TASK GOAL: Each line below should be quoted exactly, please.

________

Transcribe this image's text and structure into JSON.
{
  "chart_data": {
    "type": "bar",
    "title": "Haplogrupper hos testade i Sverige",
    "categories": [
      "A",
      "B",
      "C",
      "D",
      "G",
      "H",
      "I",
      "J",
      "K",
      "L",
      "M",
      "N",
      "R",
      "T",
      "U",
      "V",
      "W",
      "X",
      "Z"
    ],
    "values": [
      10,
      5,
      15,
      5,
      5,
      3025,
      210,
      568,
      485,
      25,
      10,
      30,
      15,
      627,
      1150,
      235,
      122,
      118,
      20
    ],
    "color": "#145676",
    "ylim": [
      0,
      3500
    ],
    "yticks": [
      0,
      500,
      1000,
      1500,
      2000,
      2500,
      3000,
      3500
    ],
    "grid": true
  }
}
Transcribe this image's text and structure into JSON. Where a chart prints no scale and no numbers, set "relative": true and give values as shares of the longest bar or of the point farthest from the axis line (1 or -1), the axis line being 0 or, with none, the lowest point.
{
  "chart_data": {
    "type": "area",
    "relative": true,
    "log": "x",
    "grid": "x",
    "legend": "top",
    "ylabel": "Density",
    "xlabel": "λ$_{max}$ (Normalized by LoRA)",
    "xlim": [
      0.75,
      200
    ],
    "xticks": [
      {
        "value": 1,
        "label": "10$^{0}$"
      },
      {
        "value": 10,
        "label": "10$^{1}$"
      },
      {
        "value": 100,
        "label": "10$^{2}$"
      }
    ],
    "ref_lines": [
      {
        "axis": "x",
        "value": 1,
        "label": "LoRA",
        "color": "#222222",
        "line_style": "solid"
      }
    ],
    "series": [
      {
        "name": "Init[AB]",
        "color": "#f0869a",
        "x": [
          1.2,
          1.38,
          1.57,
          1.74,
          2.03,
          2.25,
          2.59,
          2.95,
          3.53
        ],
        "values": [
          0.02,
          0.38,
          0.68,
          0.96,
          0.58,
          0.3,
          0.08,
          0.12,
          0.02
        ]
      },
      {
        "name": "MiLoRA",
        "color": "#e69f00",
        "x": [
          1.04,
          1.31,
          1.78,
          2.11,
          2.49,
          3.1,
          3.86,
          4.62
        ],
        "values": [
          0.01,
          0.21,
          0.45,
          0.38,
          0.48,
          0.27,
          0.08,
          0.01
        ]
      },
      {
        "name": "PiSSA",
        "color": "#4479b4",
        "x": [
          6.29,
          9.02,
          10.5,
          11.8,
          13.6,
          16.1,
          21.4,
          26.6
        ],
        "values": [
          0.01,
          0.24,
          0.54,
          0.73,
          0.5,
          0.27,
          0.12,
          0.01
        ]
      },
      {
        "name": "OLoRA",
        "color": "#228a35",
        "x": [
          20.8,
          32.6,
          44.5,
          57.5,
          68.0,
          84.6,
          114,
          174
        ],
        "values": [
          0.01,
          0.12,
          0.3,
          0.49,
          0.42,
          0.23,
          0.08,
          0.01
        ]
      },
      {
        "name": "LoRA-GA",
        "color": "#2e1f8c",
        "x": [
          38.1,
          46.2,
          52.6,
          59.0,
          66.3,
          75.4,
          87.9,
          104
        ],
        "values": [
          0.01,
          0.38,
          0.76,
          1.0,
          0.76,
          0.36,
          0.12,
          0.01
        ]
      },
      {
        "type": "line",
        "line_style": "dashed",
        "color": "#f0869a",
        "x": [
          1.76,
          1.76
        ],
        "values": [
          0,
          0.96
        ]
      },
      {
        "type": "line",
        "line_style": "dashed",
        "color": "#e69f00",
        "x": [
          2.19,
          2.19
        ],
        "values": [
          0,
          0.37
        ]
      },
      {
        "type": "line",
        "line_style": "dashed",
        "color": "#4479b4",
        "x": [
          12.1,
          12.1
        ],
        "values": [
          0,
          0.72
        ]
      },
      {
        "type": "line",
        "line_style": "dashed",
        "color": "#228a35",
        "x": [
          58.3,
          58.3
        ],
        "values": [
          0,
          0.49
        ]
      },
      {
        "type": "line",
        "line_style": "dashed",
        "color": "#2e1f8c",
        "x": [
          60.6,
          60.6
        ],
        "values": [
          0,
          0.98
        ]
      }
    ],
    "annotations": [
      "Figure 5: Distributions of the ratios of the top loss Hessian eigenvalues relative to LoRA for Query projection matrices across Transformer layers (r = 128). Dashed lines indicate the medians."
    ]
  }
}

________

RESULT OF THIS TASK:
Transcribe this image's text and structure into JSON.
{
  "chart_data": {
    "type": "bar",
    "title": "Haplogrupper hos testade i Sverige",
    "categories": [
      "A",
      "B",
      "C",
      "D",
      "G",
      "H",
      "I",
      "J",
      "K",
      "L",
      "M",
      "N",
      "R",
      "T",
      "U",
      "V",
      "W",
      "X",
      "Z"
    ],
    "values": [
      10,
      5,
      15,
      5,
      5,
      3025,
      210,
      568,
      485,
      25,
      10,
      30,
      15,
      627,
      1150,
      235,
      122,
      118,
      20
    ],
    "color": "#145676",
    "ylim": [
      0,
      3500
    ],
    "yticks": [
      0,
      500,
      1000,
      1500,
      2000,
      2500,
      3000,
      3500
    ],
    "grid": true
  }
}
Transcribe this image's text and structure into JSON. Where a chart prints no scale and no numbers, set "relative": true and give values as shares of the longest bar or of the point farthest from the axis line (1 or -1), the axis line being 0 or, with none, the lowest point.
{
  "chart_data": {
    "type": "area",
    "relative": true,
    "log": "x",
    "grid": "x",
    "legend": "top",
    "ylabel": "Density",
    "xlabel": "λ$_{max}$ (Normalized by LoRA)",
    "xlim": [
      0.75,
      200
    ],
    "xticks": [
      {
        "value": 1,
        "label": "10$^{0}$"
      },
      {
        "value": 10,
        "label": "10$^{1}$"
      },
      {
        "value": 100,
        "label": "10$^{2}$"
      }
    ],
    "ref_lines": [
      {
        "axis": "x",
        "value": 1,
        "label": "LoRA",
        "color": "#222222",
        "line_style": "solid"
      }
    ],
    "series": [
      {
        "name": "Init[AB]",
        "color": "#f0869a",
        "x": [
          1.2,
          1.38,
          1.57,
          1.74,
          2.03,
          2.25,
          2.59,
          2.95,
          3.53
        ],
        "values": [
          0.02,
          0.38,
          0.68,
          0.96,
          0.58,
          0.3,
          0.08,
          0.12,
          0.02
        ]
      },
      {
        "name": "MiLoRA",
        "color": "#e69f00",
        "x": [
          1.04,
          1.31,
          1.78,
          2.11,
          2.49,
          3.1,
          3.86,
          4.62
        ],
        "values": [
          0.01,
          0.21,
          0.45,
          0.38,
          0.48,
          0.27,
          0.08,
          0.01
        ]
      },
      {
        "name": "PiSSA",
        "color": "#4479b4",
        "x": [
          6.29,
          9.02,
          10.5,
          11.8,
          13.6,
          16.1,
          21.4,
          26.6
        ],
        "values": [
          0.01,
          0.24,
          0.54,
          0.73,
          0.5,
          0.27,
          0.12,
          0.01
        ]
      },
      {
        "name": "OLoRA",
        "color": "#228a35",
        "x": [
          20.8,
          32.6,
          44.5,
          57.5,
          68.0,
          84.6,
          114,
          174
        ],
        "values": [
          0.01,
          0.12,
          0.3,
          0.49,
          0.42,
          0.23,
          0.08,
          0.01
        ]
      },
      {
        "name": "LoRA-GA",
        "color": "#2e1f8c",
        "x": [
          38.1,
          46.2,
          52.6,
          59.0,
          66.3,
          75.4,
          87.9,
          104
        ],
        "values": [
          0.01,
          0.38,
          0.76,
          1.0,
          0.76,
          0.36,
          0.12,
          0.01
        ]
      },
      {
        "type": "line",
        "line_style": "dashed",
        "color": "#f0869a",
        "x": [
          1.76,
          1.76
        ],
        "values": [
          0,
          0.96
        ]
      },
      {
        "type": "line",
        "line_style": "dashed",
        "color": "#e69f00",
        "x": [
          2.19,
          2.19
        ],
        "values": [
          0,
          0.37
        ]
      },
      {
        "type": "line",
        "line_style": "dashed",
        "color": "#4479b4",
        "x": [
          12.1,
          12.1
        ],
        "values": [
          0,
          0.72
        ]
      },
      {
        "type": "line",
        "line_style": "dashed",
        "color": "#228a35",
        "x": [
          58.3,
          58.3
        ],
        "values": [
          0,
          0.49
        ]
      },
      {
        "type": "line",
        "line_style": "dashed",
        "color": "#2e1f8c",
        "x": [
          60.6,
          60.6
        ],
        "values": [
          0,
          0.98
        ]
      }
    ],
    "annotations": [
      "Figure 5: Distributions of the ratios of the top loss Hessian eigenvalues relative to LoRA for Query projection matrices across Transformer layers (r = 128). Dashed lines indicate the medians."
    ]
  }
}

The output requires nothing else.